- Given instruction: Using the data below, tally the lines that include the string "moldeados". Only the number is wanted.

- Raw records:
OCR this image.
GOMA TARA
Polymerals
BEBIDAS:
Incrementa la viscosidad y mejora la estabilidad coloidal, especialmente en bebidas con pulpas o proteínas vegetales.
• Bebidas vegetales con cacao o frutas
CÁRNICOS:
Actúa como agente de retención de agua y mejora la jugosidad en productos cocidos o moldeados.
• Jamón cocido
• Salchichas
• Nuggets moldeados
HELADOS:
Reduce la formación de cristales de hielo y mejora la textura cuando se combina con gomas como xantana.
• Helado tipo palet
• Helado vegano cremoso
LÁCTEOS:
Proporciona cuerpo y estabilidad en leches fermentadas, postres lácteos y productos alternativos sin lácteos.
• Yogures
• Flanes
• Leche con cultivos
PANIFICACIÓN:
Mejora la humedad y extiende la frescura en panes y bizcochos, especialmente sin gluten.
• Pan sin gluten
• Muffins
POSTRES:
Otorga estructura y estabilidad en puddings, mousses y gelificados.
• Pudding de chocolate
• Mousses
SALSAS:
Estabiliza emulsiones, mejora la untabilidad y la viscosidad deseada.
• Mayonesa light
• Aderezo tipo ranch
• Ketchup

- Exercise response: 2